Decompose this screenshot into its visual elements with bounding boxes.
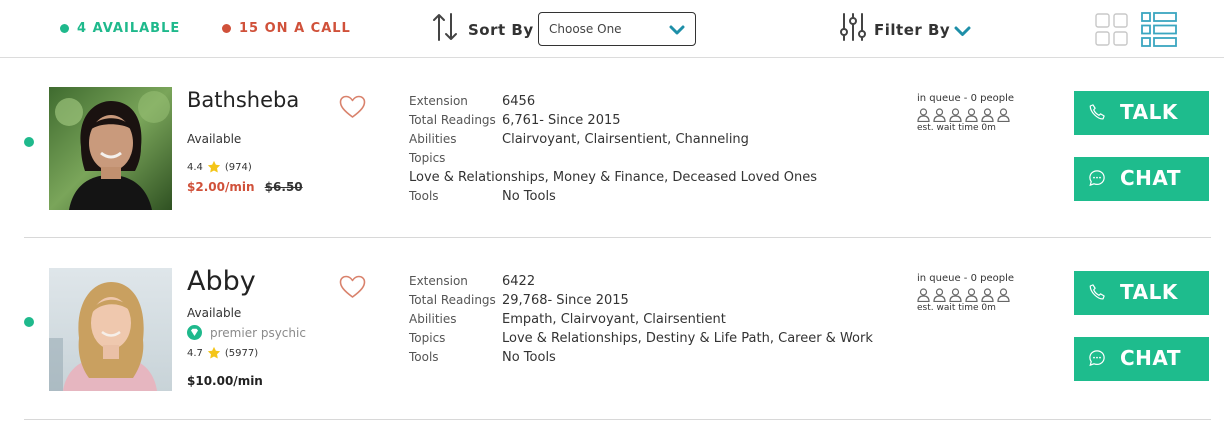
person-icon: [965, 108, 978, 122]
phone-icon: [1089, 104, 1105, 120]
person-icon: [981, 108, 994, 122]
on-call-dot-icon: [222, 24, 231, 33]
person-icon: [917, 288, 930, 302]
talk-button[interactable]: TALK: [1074, 91, 1209, 135]
filter-chevron-down-icon[interactable]: [954, 26, 971, 37]
psychic-card: Abby Available premier psychic 4.7 (5977…: [0, 238, 1224, 420]
availability-status: Available: [187, 306, 242, 320]
talk-label: TALK: [1120, 280, 1178, 304]
chat-bubble-icon: [1089, 170, 1105, 187]
tools-value: No Tools: [502, 189, 556, 204]
chat-label: CHAT: [1120, 346, 1181, 370]
chat-button[interactable]: CHAT: [1074, 337, 1209, 381]
price: $10.00/min: [187, 374, 263, 388]
review-count[interactable]: (974): [225, 162, 252, 173]
extension-value: 6422: [502, 274, 536, 289]
chevron-down-icon: [669, 25, 685, 35]
star-icon: [207, 160, 221, 173]
person-icon: [997, 108, 1010, 122]
sort-arrows-icon[interactable]: [432, 12, 458, 42]
sort-dropdown[interactable]: Choose One: [538, 12, 696, 46]
abilities-label: Abilities: [409, 132, 457, 146]
extension-label: Extension: [409, 94, 468, 108]
favorite-heart-icon[interactable]: [339, 95, 366, 119]
talk-button[interactable]: TALK: [1074, 271, 1209, 315]
estimated-wait: est. wait time 0m: [917, 303, 996, 313]
person-icon: [997, 288, 1010, 302]
tools-label: Tools: [409, 189, 439, 203]
person-icon: [949, 108, 962, 122]
queue-count: in queue - 0 people: [917, 93, 1015, 104]
psychic-name[interactable]: Abby: [187, 266, 256, 297]
extension-label: Extension: [409, 274, 468, 288]
total-readings-label: Total Readings: [409, 113, 496, 127]
rating-value: 4.4: [187, 161, 203, 173]
tools-label: Tools: [409, 350, 439, 364]
available-text: 4 AVAILABLE: [77, 21, 181, 36]
person-icon: [981, 288, 994, 302]
queue-info: in queue - 0 people est. wait time 0m: [917, 273, 1027, 313]
grid-view-icon[interactable]: [1095, 13, 1128, 46]
available-dot-icon: [60, 24, 69, 33]
total-readings-value: 6,761- Since 2015: [502, 113, 621, 128]
chat-label: CHAT: [1120, 166, 1181, 190]
premier-badge: premier psychic: [187, 325, 306, 340]
topics-label: Topics: [409, 151, 446, 165]
premier-diamond-icon: [187, 325, 202, 340]
chat-button[interactable]: CHAT: [1074, 157, 1209, 201]
rating-value: 4.7: [187, 347, 203, 359]
psychic-photo[interactable]: [49, 87, 172, 210]
abilities-value: Clairvoyant, Clairsentient, Channeling: [502, 132, 749, 147]
list-view-icon[interactable]: [1141, 12, 1177, 47]
premier-label: premier psychic: [210, 325, 306, 340]
person-icon: [917, 108, 930, 122]
available-count[interactable]: 4 AVAILABLE: [60, 21, 180, 36]
online-status-dot-icon: [24, 317, 34, 327]
star-icon: [207, 346, 221, 359]
current-price: $2.00/min: [187, 180, 255, 194]
filter-sliders-icon[interactable]: [840, 12, 866, 42]
review-count[interactable]: (5977): [225, 348, 258, 359]
person-icon: [933, 288, 946, 302]
abilities-label: Abilities: [409, 312, 457, 326]
psychic-photo[interactable]: [49, 268, 172, 391]
old-price: $6.50: [264, 180, 303, 194]
total-readings-value: 29,768- Since 2015: [502, 293, 629, 308]
psychic-name[interactable]: Bathsheba: [187, 88, 299, 112]
topics-label: Topics: [409, 331, 446, 345]
person-icon: [933, 108, 946, 122]
psychic-card: Bathsheba Available 4.4 (974) $2.00/min …: [0, 58, 1224, 238]
availability-status: Available: [187, 132, 242, 146]
sort-label: Sort By: [468, 21, 534, 39]
price: $2.00/min $6.50: [187, 180, 303, 194]
rating: 4.7 (5977): [187, 346, 258, 360]
extension-value: 6456: [502, 94, 536, 109]
queue-slots: [917, 108, 1027, 122]
favorite-heart-icon[interactable]: [339, 275, 366, 299]
topics-value: Love & Relationships, Destiny & Life Pat…: [502, 331, 873, 346]
talk-label: TALK: [1120, 100, 1178, 124]
sort-value: Choose One: [549, 22, 622, 36]
total-readings-label: Total Readings: [409, 293, 496, 307]
card-divider: [24, 419, 1211, 420]
topics-value: Love & Relationships, Money & Finance, D…: [409, 170, 817, 185]
online-status-dot-icon: [24, 137, 34, 147]
chat-bubble-icon: [1089, 350, 1105, 367]
queue-info: in queue - 0 people est. wait time 0m: [917, 93, 1027, 133]
queue-count: in queue - 0 people: [917, 273, 1015, 284]
abilities-value: Empath, Clairvoyant, Clairsentient: [502, 312, 726, 327]
on-call-text: 15 ON A CALL: [239, 21, 351, 36]
toolbar: 4 AVAILABLE 15 ON A CALL Sort By Choose …: [0, 0, 1224, 58]
person-icon: [949, 288, 962, 302]
on-call-count[interactable]: 15 ON A CALL: [222, 21, 351, 36]
rating: 4.4 (974): [187, 160, 252, 174]
tools-value: No Tools: [502, 350, 556, 365]
person-icon: [965, 288, 978, 302]
queue-slots: [917, 288, 1027, 302]
current-price: $10.00/min: [187, 374, 263, 388]
phone-icon: [1089, 284, 1105, 300]
filter-label[interactable]: Filter By: [874, 21, 950, 39]
estimated-wait: est. wait time 0m: [917, 123, 996, 133]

* **Exercise aim**
Copy the lines from the one containing "person-icon: [965, 108, 978, 122]" through the one containing "tools-label: Tools: [409, 350, 439, 364]", reproducing them exactly.

* **Result for this task**
person-icon: [965, 108, 978, 122]
phone-icon: [1089, 104, 1105, 120]
person-icon: [981, 108, 994, 122]
on-call-dot-icon: [222, 24, 231, 33]
person-icon: [917, 288, 930, 302]
talk-button[interactable]: TALK: [1074, 91, 1209, 135]
filter-chevron-down-icon[interactable]: [954, 26, 971, 37]
psychic-card: Abby Available premier psychic 4.7 (5977…: [0, 238, 1224, 420]
availability-status: Available: [187, 306, 242, 320]
talk-label: TALK: [1120, 280, 1178, 304]
chat-bubble-icon: [1089, 170, 1105, 187]
tools-value: No Tools: [502, 189, 556, 204]
chat-label: CHAT: [1120, 346, 1181, 370]
chat-button[interactable]: CHAT: [1074, 337, 1209, 381]
price: $10.00/min: [187, 374, 263, 388]
review-count[interactable]: (974): [225, 162, 252, 173]
extension-value: 6422: [502, 274, 536, 289]
chevron-down-icon: [669, 25, 685, 35]
star-icon: [207, 160, 221, 173]
person-icon: [997, 108, 1010, 122]
sort-arrows-icon[interactable]: [432, 12, 458, 42]
sort-dropdown[interactable]: Choose One: [538, 12, 696, 46]
abilities-label: Abilities: [409, 132, 457, 146]
extension-label: Extension: [409, 94, 468, 108]
favorite-heart-icon[interactable]: [339, 95, 366, 119]
talk-button[interactable]: TALK: [1074, 271, 1209, 315]
estimated-wait: est. wait time 0m: [917, 303, 996, 313]
person-icon: [997, 288, 1010, 302]
tools-label: Tools: [409, 189, 439, 203]
person-icon: [949, 108, 962, 122]
queue-count: in queue - 0 people: [917, 93, 1015, 104]
psychic-name[interactable]: Abby: [187, 266, 256, 297]
extension-label: Extension: [409, 274, 468, 288]
total-readings-label: Total Readings: [409, 113, 496, 127]
rating-value: 4.4: [187, 161, 203, 173]
tools-label: Tools: [409, 350, 439, 364]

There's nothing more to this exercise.